> Material provided:
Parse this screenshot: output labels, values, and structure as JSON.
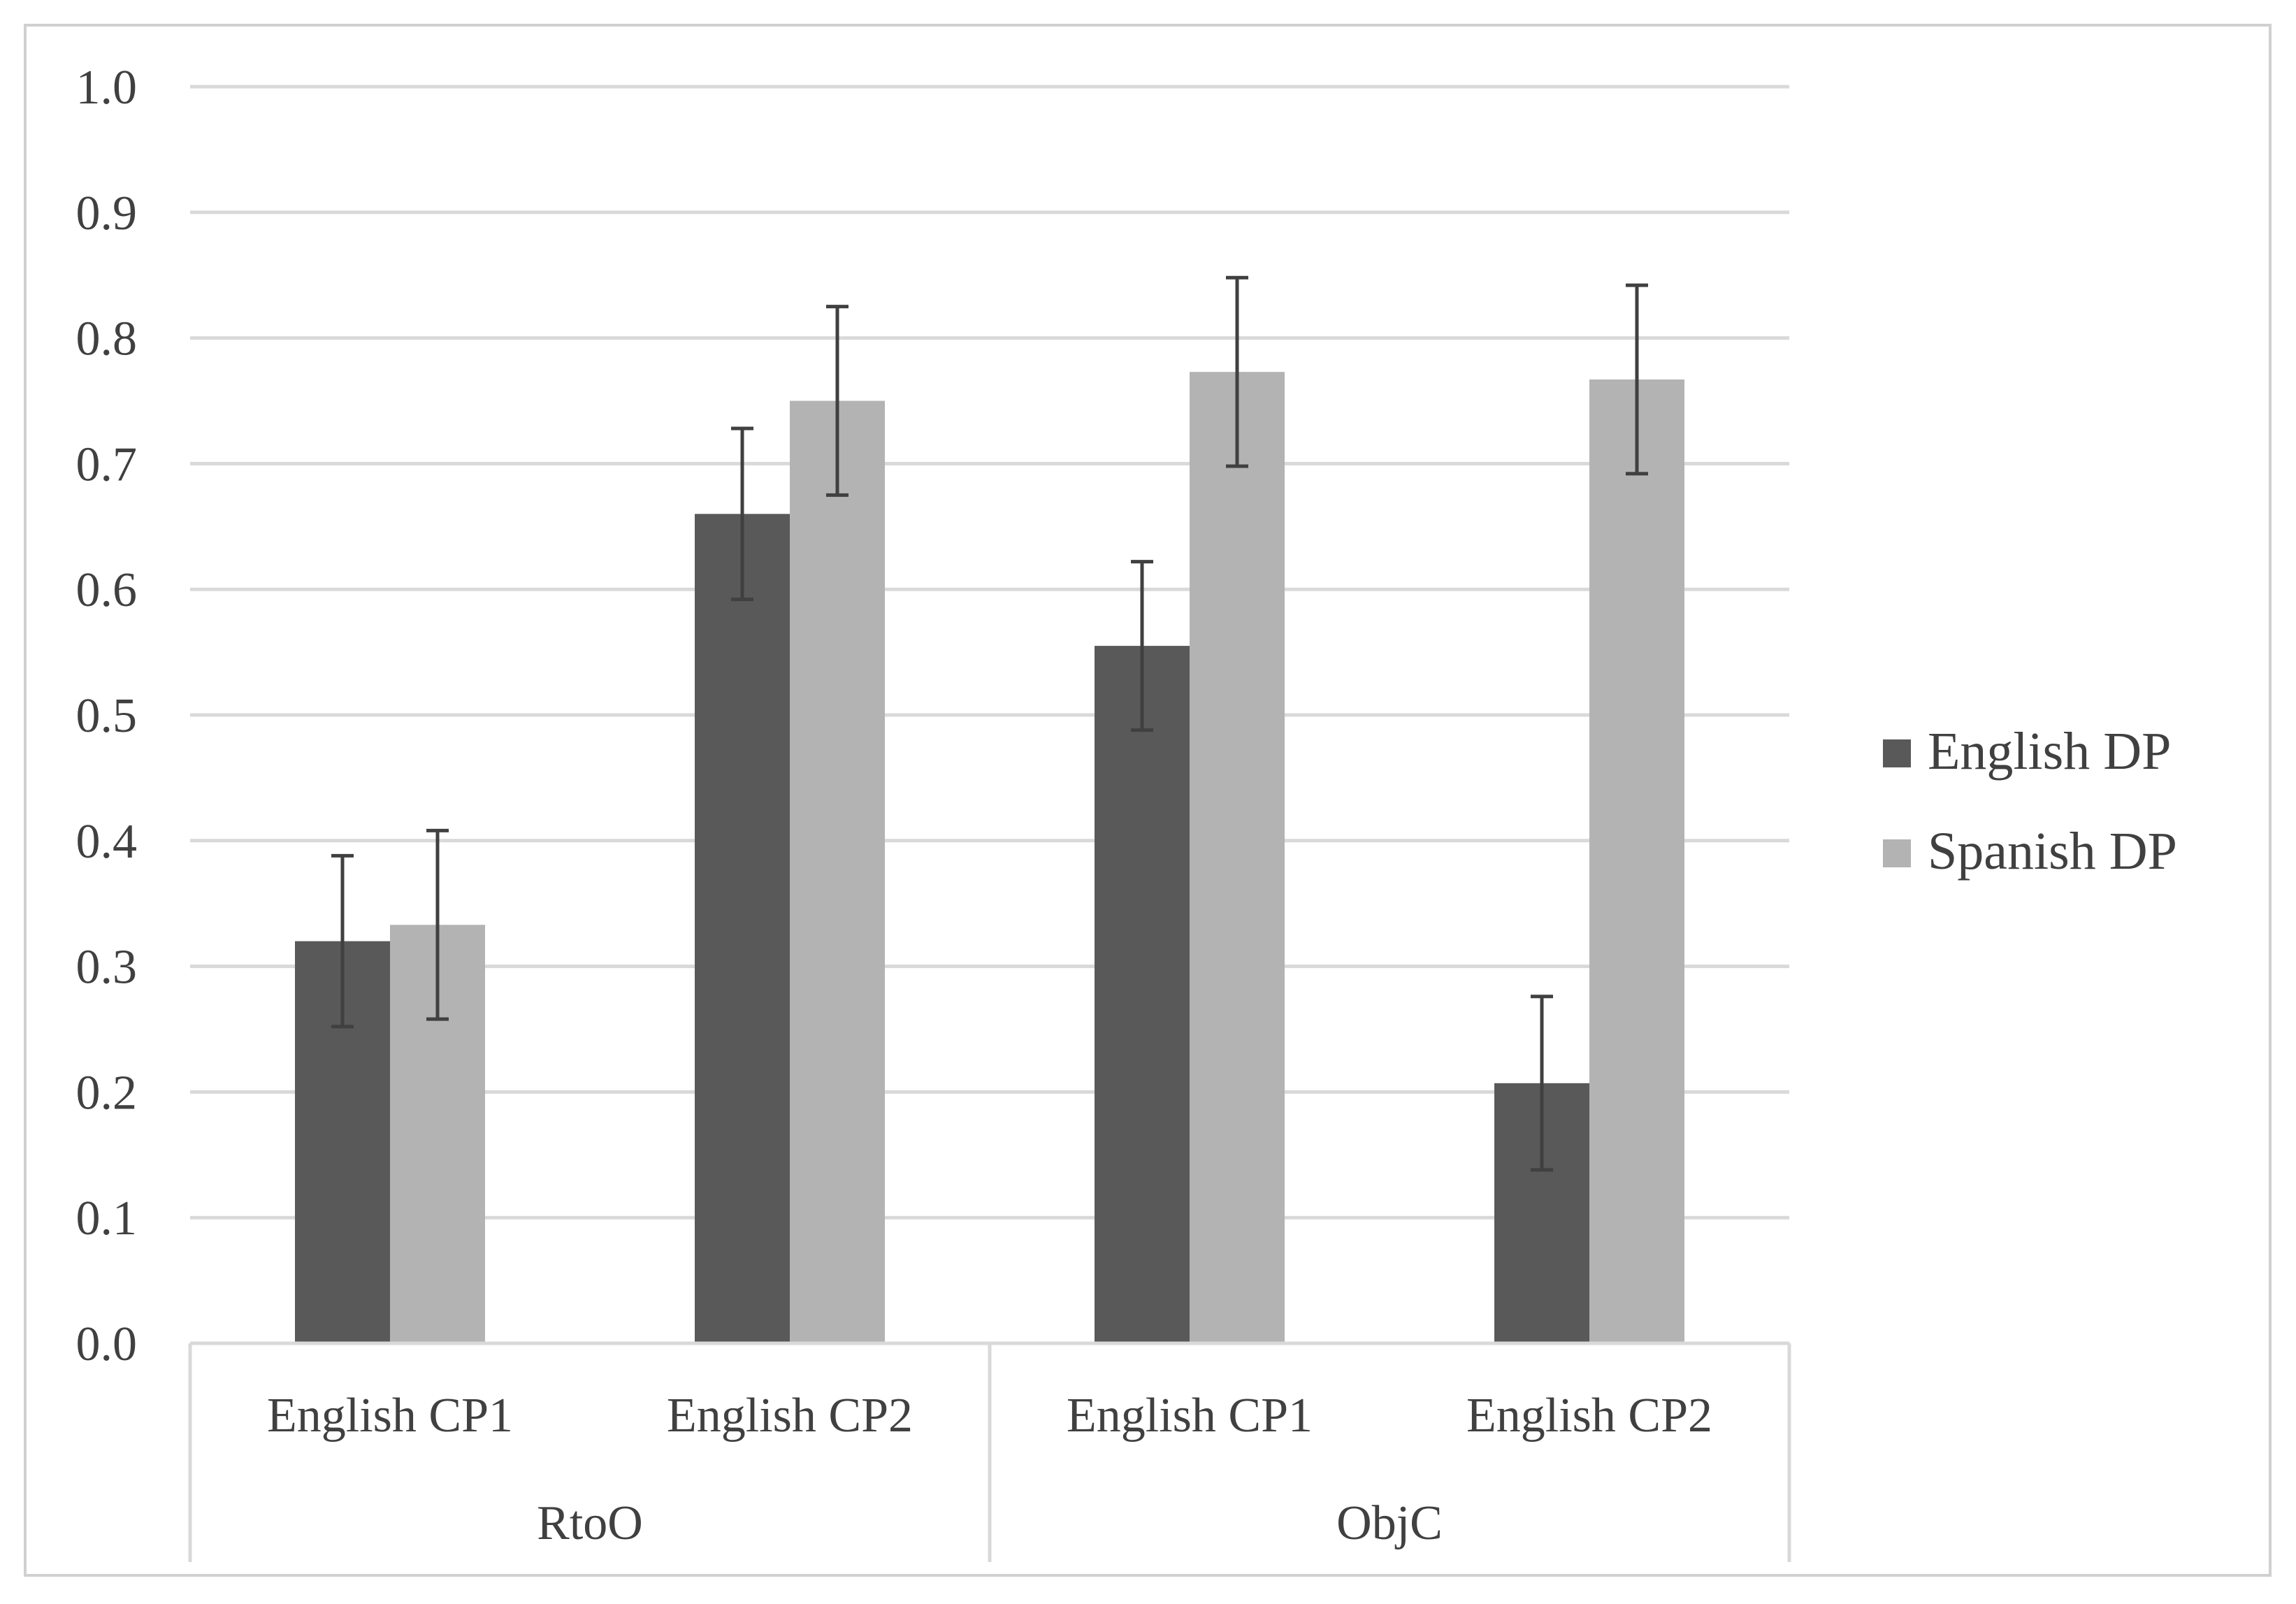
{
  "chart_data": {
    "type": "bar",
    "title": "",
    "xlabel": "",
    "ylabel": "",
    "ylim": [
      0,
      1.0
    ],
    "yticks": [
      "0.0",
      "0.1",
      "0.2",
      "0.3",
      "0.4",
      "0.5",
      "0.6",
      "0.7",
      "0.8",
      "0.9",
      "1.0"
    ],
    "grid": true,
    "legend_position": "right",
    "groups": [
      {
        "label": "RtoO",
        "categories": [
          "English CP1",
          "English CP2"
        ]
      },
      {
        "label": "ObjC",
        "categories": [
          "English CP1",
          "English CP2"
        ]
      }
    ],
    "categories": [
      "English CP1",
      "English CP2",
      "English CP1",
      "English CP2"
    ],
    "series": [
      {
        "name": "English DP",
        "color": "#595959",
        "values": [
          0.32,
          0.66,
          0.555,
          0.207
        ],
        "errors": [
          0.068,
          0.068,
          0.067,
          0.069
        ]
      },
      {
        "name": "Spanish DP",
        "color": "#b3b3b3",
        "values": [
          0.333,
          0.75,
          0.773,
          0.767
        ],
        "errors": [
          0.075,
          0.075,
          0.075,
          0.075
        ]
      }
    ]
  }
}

> Problem details: All entries are to be retyped exactly. Omit any embedded images.

> Response below:
Parse this screenshot: output labels, values, and structure as JSON.
{
  "chart_data": {
    "type": "bar",
    "title": "",
    "xlabel": "",
    "ylabel": "",
    "ylim": [
      0,
      1.0
    ],
    "yticks": [
      "0.0",
      "0.1",
      "0.2",
      "0.3",
      "0.4",
      "0.5",
      "0.6",
      "0.7",
      "0.8",
      "0.9",
      "1.0"
    ],
    "grid": true,
    "legend_position": "right",
    "groups": [
      {
        "label": "RtoO",
        "categories": [
          "English CP1",
          "English CP2"
        ]
      },
      {
        "label": "ObjC",
        "categories": [
          "English CP1",
          "English CP2"
        ]
      }
    ],
    "categories": [
      "English CP1",
      "English CP2",
      "English CP1",
      "English CP2"
    ],
    "series": [
      {
        "name": "English DP",
        "color": "#595959",
        "values": [
          0.32,
          0.66,
          0.555,
          0.207
        ],
        "errors": [
          0.068,
          0.068,
          0.067,
          0.069
        ]
      },
      {
        "name": "Spanish DP",
        "color": "#b3b3b3",
        "values": [
          0.333,
          0.75,
          0.773,
          0.767
        ],
        "errors": [
          0.075,
          0.075,
          0.075,
          0.075
        ]
      }
    ]
  }
}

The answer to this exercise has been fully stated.